● DATA PROVIDED:
/---

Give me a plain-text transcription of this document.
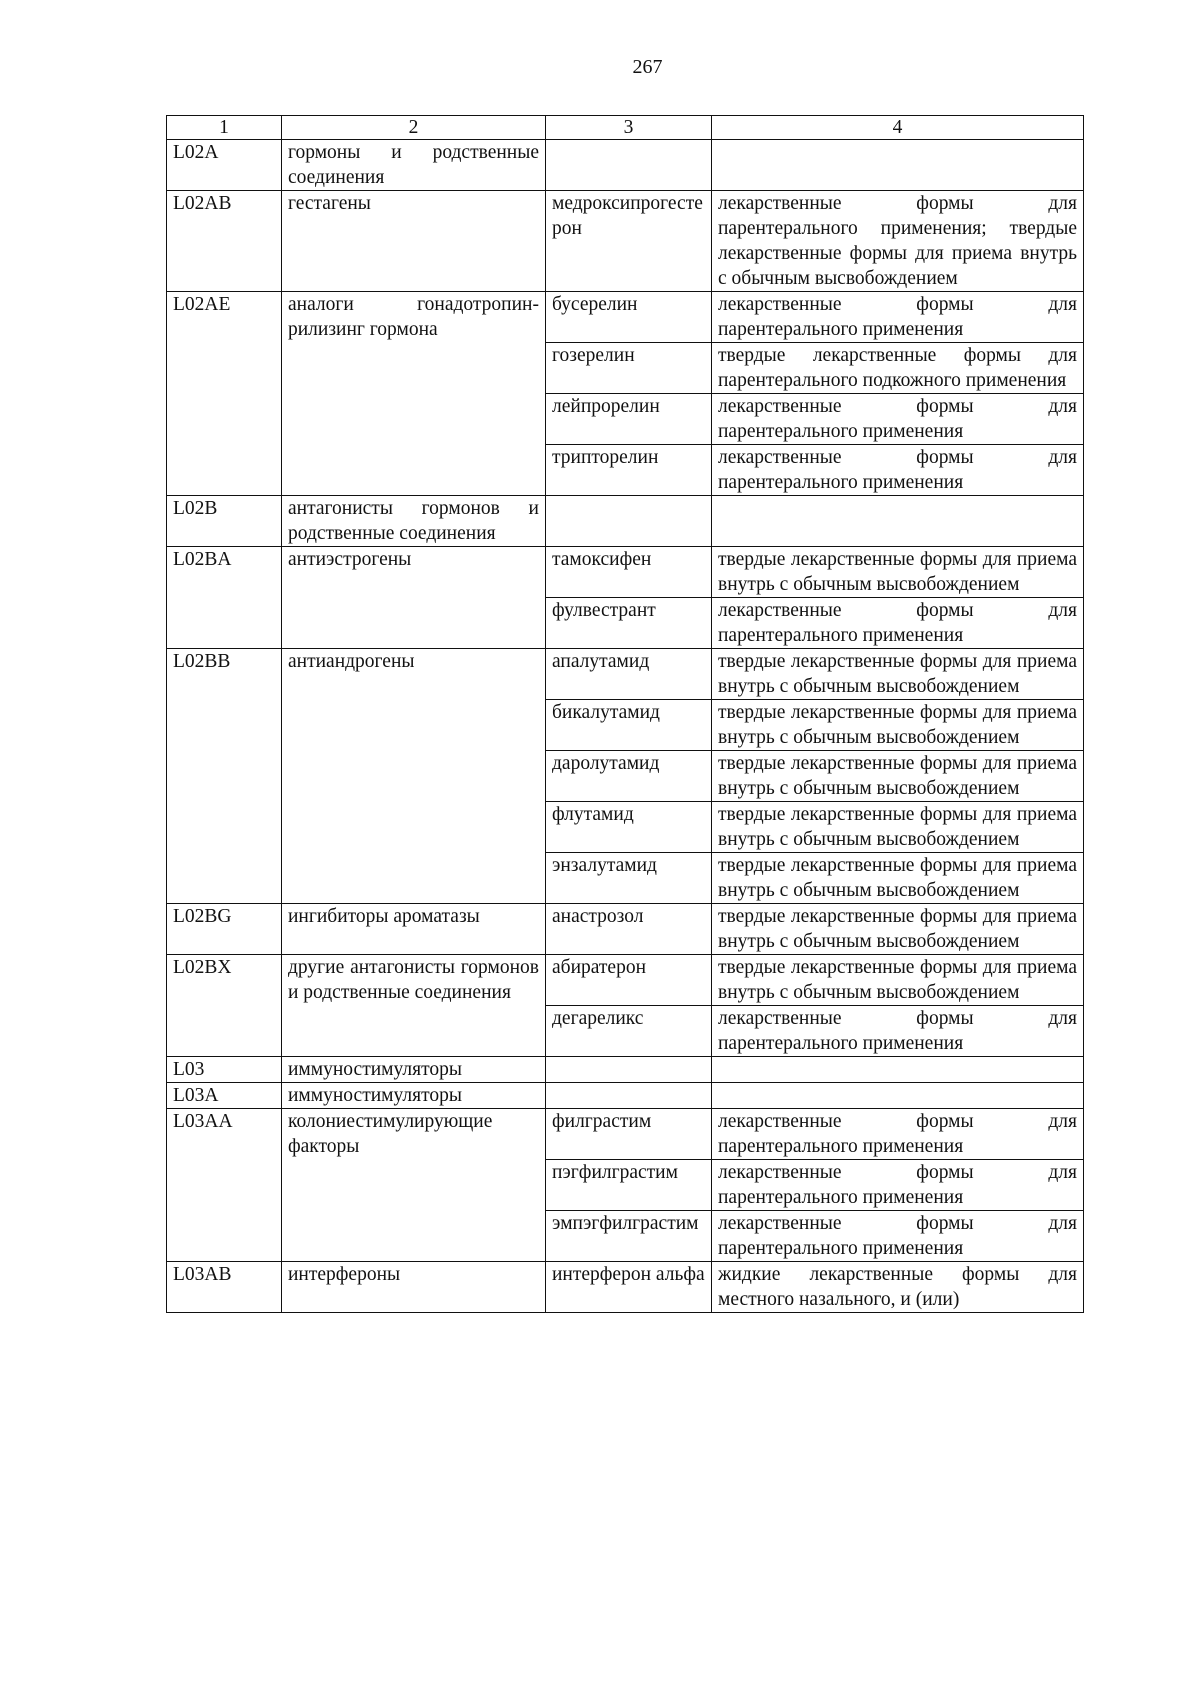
267
1	2	3	4
L02A	гормоны и родственные соединения		
L02AB	гестагены	медроксипрогестерон	лекарственные формы для парентерального применения; твердые лекарственные формы для приема внутрь с обычным высвобождением
L02AE	аналоги гонадотропин-рилизинг гормона	бусерелин	лекарственные формы для парентерального применения
		гозерелин	твердые лекарственные формы для парентерального подкожного применения
		лейпрорелин	лекарственные формы для парентерального применения
		трипторелин	лекарственные формы для парентерального применения
L02B	антагонисты гормонов и родственные соединения		
L02BA	антиэстрогены	тамоксифен	твердые лекарственные формы для приема внутрь с обычным высвобождением
		фулвестрант	лекарственные формы для парентерального применения
L02BB	антиандрогены	апалутамид	твердые лекарственные формы для приема внутрь с обычным высвобождением
		бикалутамид	твердые лекарственные формы для приема внутрь с обычным высвобождением
		даролутамид	твердые лекарственные формы для приема внутрь с обычным высвобождением
		флутамид	твердые лекарственные формы для приема внутрь с обычным высвобождением
		энзалутамид	твердые лекарственные формы для приема внутрь с обычным высвобождением
L02BG	ингибиторы ароматазы	анастрозол	твердые лекарственные формы для приема внутрь с обычным высвобождением
L02BX	другие антагонисты гормонов и родственные соединения	абиратерон	твердые лекарственные формы для приема внутрь с обычным высвобождением
		дегареликс	лекарственные формы для парентерального применения
L03	иммуностимуляторы		
L03A	иммуностимуляторы		
L03AA	колониестимулирующие факторы	филграстим	лекарственные формы для парентерального применения
		пэгфилграстим	лекарственные формы для парентерального применения
		эмпэгфилграстим	лекарственные формы для парентерального применения
L03AB	интерфероны	интерферон альфа	жидкие лекарственные формы для местного назального, и (или)
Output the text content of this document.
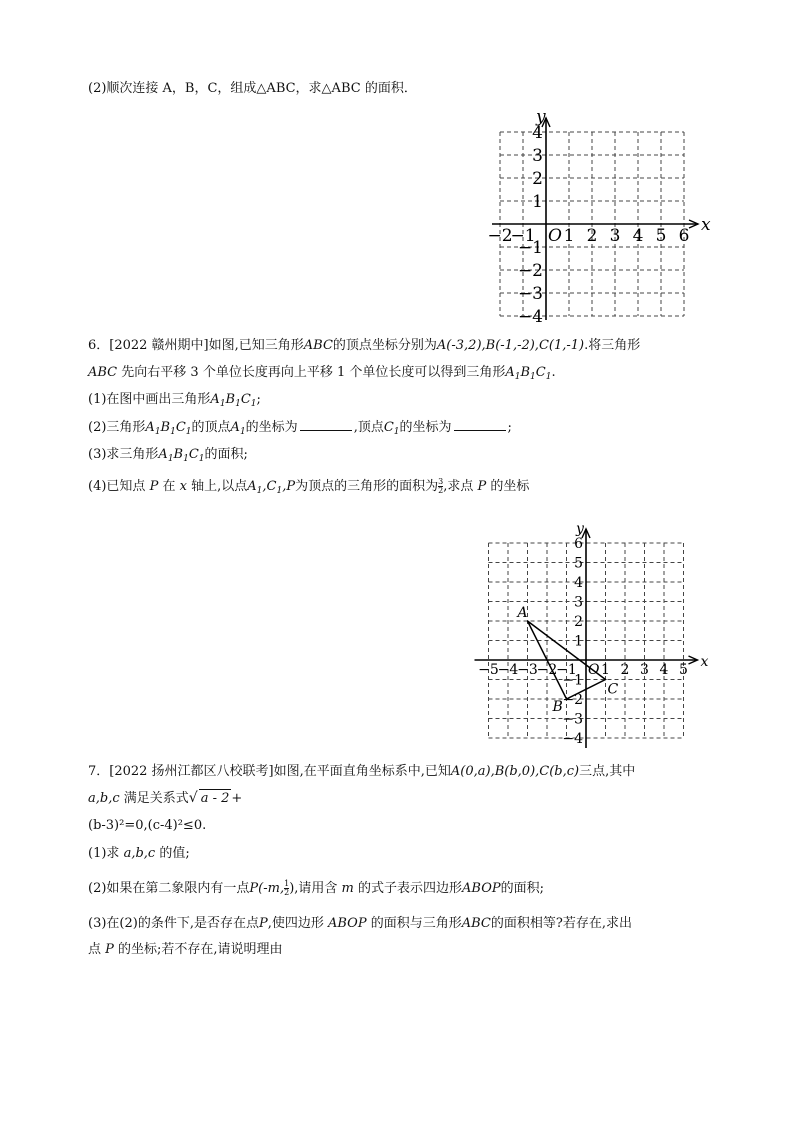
(2)顺次连接 A，B，C，组成△ABC，求△ABC 的面积．
x
y
O
−2
−1 1 2 3 4 5 6
4
3
2
1
−1
−2
−3
−4
6．[2022 赣州期中]如图,已知三角形ABC的顶点坐标分别为A(-3,2),B(-1,-2),C(1,-1).将三角形
ABC 先向右平移 3 个单位长度再向上平移 1 个单位长度可以得到三角形$A_1B_1C_1$.
(1)在图中画出三角形$A_1B_1C_1$;
(2)三角形$A_1B_1C_1$的顶点$A_1$的坐标为	,顶点$C_1$的坐标为	;
(3)求三角形$A_1B_1C_1$的面积;
(4)已知点 P 在 x 轴上,以点$A_1,C_1,P$为顶点的三角形的面积为 $\frac{3}{2}$ ,求点 P 的坐标
x
y
O
−5
−4
−3
−2
−1 1 2 3 4 5
6
5
4
3
2
1
−1
−2
−3
−4
A
B
C
7．[2022 扬州江都区八校联考]如图,在平面直角坐标系中,已知A(0,a),B(b,0),C(b,c)三点,其中
a,b,c 满足关系式√ a - 2 +
(b-3)²=0,(c-4)²≤0.
(1)求 a,b,c 的值;
(2)如果在第二象限内有一点P(-m, $\frac{1}{2}$ ),请用含 m 的式子表示四边形ABOP的面积;
(3)在(2)的条件下,是否存在点P,使四边形 ABOP 的面积与三角形ABC的面积相等?若存在,求出
点 P 的坐标;若不存在,请说明理由
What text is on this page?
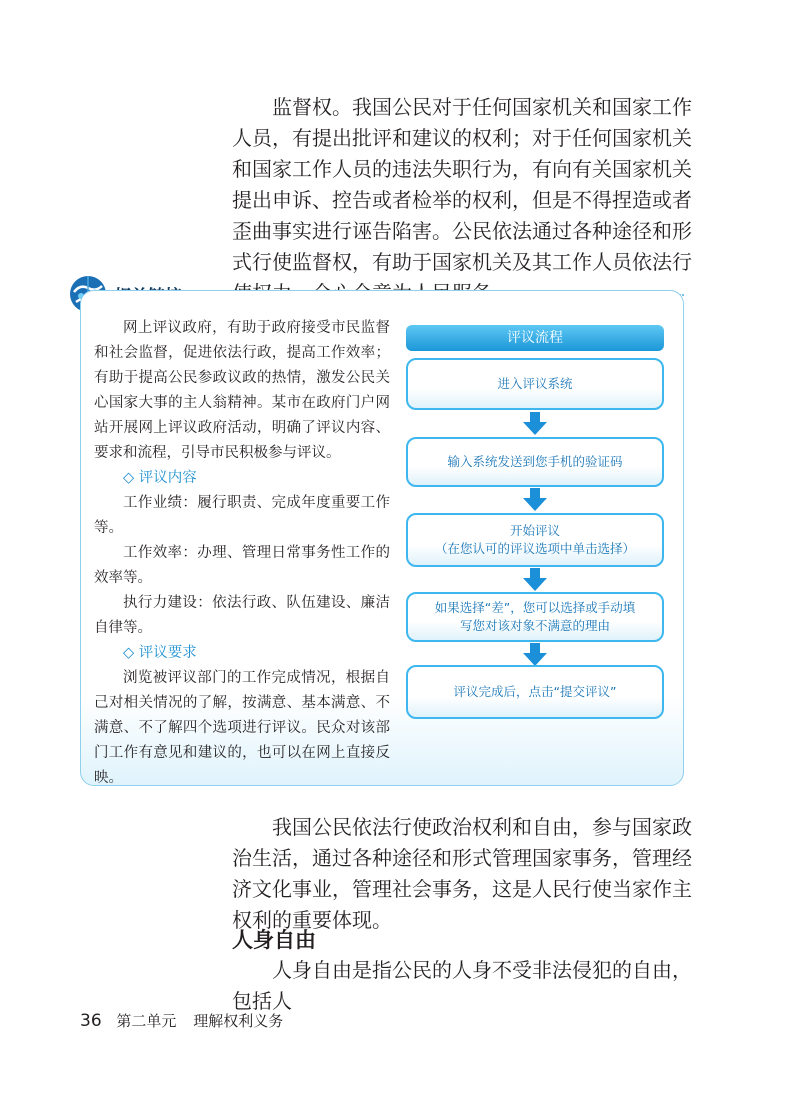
监督权。我国公民对于任何国家机关和国家工作人员，有提出批评和建议的权利；对于任何国家机关和国家工作人员的违法失职行为，有向有关国家机关提出申诉、控告或者检举的权利，但是不得捏造或者歪曲事实进行诬告陷害。公民依法通过各种途径和形式行使监督权，有助于国家机关及其工作人员依法行

网上评议政府，有助于政府接受市民监督和社会监督，促进依法行政，提高工作效率；有助于提高公民参政议政的热情，激发公民关心国家大事的主人翁精神。某市在政府门户网站开展网上评议政府活动，明确了评议内容、要求和流程，引导市民积极参与评议。

◇ 评议内容

工作业绩：履行职责、完成年度重要工作等。

工作效率：办理、管理日常事务性工作的效率等。

执行力建设：依法行政、队伍建设、廉洁自律等。

◇ 评议要求

浏览被评议部门的工作完成情况，根据自己对相关情况的了解，按满意、基本满意、不满意、不了解四个选项进行评议。民众对该部门工作有意见和建议的，也可以在网上直接反映。

评议流程
进入评议系统
输入系统发送到您手机的验证码
开始评议
（在您认可的评议选项中单击选择）
如果选择“差”，您可以选择或手动填
写您对该对象不满意的理由
评议完成后，点击“提交评议”

我国公民依法行使政治权利和自由，参与国家政治生活，通过各种途径和形式管理国家事务，管理经济文化事业，管理社会事务，这是人民行使当家作主权利的重要体现。

人身自由

人身自由是指公民的人身不受非法侵犯的自由，包括人

36 第二单元 理解权利义务
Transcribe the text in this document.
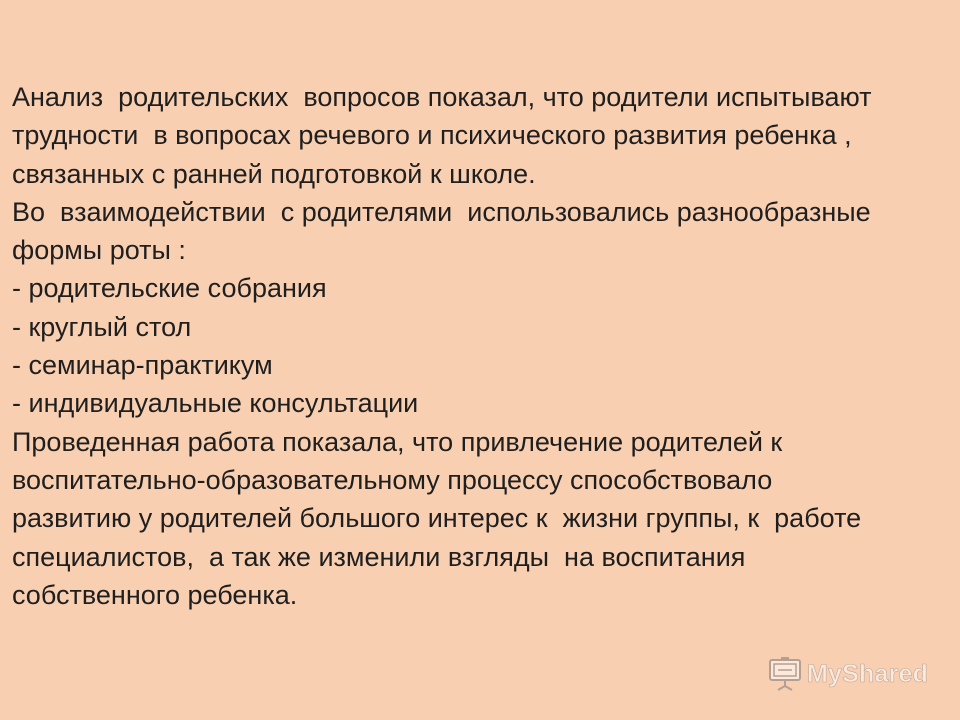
Анализ  родительских  вопросов показал, что родители испытывают
трудности  в вопросах речевого и психического развития ребенка ,
связанных с ранней подготовкой к школе.
Во  взаимодействии  с родителями  использовались разнообразные
формы роты :
- родительские собрания
- круглый стол
- семинар-практикум
- индивидуальные консультации
Проведенная работа показала, что привлечение родителей к
воспитательно-образовательному процессу способствовало
развитию у родителей большого интерес к  жизни группы, к  работе
специалистов,  а так же изменили взгляды  на воспитания
собственного ребенка.
MyShared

\---

● REQUEST:
Gather each line from the listing above that holds "соединения".

● TASK RESPONSE:
L02A	гормоны и родственные соединения		
L02B	антагонисты гормонов и родственные соединения		
L02BX	другие антагонисты гормонов и родственные соединения	абиратерон	твердые лекарственные формы для приема внутрь с обычным высвобождением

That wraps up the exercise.